§ **Passage**
========

It's rare to read a piece as indecisive as this.


Have really had some doubts about this game and the new Lara transformation. Hoping for the best and like other gamers waiting longer before drawing any solid conclusions.


People and all this new stuff and they still cry about it. You add new fun fun things to the old games, not much to it. Example is racing, racing is racing like other game types.


I`ll try to explain the point of view simply. I heard about Lara Croft when I was very young, and those "stories" were exacting for me at that age (regarding sex appeal ;) ). Now it`s obvious that all youg people evolved and need something new, but don`t try to change Lara as she was. Change graphics, create a better and complex scenario.


I'm all in favour of a grittier style and a more believable and vulnerable Lara, but what I read in this article sounds about right. Developers are always promising these things and building up the hype surrounding them (Kane and Lynch springs to mind), but never actually deliver.


The thought of her first kill being reduced to a quick time event says it all. I'm now very sceptical.


I agree partly with Laura that the RPG upgrade system effecting Lara's personality may be a good thing. But, if this is ruined by a cut scene based storyline it doesn't sound promising for the character development.


Best to wait and see when the full game is released.


The poor Tomb Raider people have to put up with such critique on their character. You won't see anybody facing as much pressure to be "realistic and an accurate portrayal of a flesh and blood human being" than Lara Croft.

========

§ **Records**
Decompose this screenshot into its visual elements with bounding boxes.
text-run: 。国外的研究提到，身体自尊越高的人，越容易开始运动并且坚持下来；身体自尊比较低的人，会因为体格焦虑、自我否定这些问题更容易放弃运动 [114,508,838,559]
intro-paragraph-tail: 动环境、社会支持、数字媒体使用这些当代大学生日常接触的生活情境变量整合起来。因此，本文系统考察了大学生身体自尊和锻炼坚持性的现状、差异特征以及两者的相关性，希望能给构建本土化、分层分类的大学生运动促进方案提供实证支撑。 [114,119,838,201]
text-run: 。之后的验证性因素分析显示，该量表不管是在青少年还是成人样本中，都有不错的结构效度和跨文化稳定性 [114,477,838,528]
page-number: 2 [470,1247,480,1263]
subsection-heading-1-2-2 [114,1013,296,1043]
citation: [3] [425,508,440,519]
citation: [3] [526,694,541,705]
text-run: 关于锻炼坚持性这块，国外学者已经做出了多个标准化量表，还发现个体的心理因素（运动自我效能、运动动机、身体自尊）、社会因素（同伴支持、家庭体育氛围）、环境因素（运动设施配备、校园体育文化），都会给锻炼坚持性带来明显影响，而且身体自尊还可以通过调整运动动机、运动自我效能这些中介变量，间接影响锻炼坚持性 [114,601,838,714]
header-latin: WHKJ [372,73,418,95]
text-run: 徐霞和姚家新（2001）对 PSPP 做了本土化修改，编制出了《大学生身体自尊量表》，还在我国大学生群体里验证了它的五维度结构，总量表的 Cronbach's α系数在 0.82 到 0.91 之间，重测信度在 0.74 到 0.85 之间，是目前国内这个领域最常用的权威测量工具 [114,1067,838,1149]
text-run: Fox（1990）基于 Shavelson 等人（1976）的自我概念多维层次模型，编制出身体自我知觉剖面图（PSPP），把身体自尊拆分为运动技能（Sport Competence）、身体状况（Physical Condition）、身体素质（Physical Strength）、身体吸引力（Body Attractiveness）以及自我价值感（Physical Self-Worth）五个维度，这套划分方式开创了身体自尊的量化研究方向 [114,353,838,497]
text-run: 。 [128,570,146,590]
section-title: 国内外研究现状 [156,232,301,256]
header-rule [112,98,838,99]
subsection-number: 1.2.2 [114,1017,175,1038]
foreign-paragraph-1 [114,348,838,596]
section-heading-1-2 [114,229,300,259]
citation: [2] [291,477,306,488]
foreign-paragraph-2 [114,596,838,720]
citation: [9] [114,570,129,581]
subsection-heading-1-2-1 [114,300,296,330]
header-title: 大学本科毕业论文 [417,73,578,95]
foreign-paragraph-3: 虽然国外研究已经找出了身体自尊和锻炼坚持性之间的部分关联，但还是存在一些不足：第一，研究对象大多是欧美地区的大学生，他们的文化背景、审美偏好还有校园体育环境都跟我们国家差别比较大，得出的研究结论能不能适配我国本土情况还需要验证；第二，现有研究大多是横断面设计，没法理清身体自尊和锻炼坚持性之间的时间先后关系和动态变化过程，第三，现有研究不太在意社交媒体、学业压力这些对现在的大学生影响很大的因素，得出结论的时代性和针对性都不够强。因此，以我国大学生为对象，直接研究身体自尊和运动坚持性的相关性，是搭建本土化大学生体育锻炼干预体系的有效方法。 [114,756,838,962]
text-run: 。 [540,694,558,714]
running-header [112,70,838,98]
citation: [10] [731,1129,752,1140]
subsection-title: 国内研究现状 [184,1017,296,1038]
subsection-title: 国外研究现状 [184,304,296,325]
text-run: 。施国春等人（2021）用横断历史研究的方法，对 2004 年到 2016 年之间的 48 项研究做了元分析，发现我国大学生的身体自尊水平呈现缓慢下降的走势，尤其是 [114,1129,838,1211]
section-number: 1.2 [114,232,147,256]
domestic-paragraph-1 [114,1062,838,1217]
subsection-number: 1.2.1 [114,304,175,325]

========

§ **Set of tasks**
A - List each distinct name of a person, character, or game that appears in the comments about the new Lara Croft.
B - Carry on the comments about the new Lara Croft, starting after the last comment shown.

§ **Responses by item number**
A - Lara Croft (also called Lara), Kane and Lynch, Laura, Tomb Raider

B -
I think Parker is a great writer and I love Gamespot but just because the graphics are better doesn't mean the character needs to be any more realistic than Princess Peach floating in a pink dress and umbrella and throwing beets at bad guys. They're just cartoons.


An intelligent and perceptive commentary on a piece of a yet to be released game, from a feminine perspective, with insights that would simply not occur to the average, adolescent male. Little wonder there is such a tempest in a teapot, over such a seemingly innocuous article. In such a medium, drenched as it is in adolescent male testosterone and sexual fantasies, an opinion, from your point of view, is like a breath of fresh air, which clears away the stereo-typical nonsense one usually finds. Good show.


@HAMMERCLAW Where'd you copy and paste that?

Unstable_Fury 1 Like


Continue attacking the people (yes, men are people too) that disagree with you and not the actual argument being made. Next I'll bet you'll attack my spelling and say something mean about my mother.


Yeah, I've been around the internetz. Come at me. I haz cheezburger.


Laura's so-called "preview" is based on 2.5 hours of gameplay and talks solely about how the story doesn't live up to her expectations with nary word about gameplay or gameplay mechanics.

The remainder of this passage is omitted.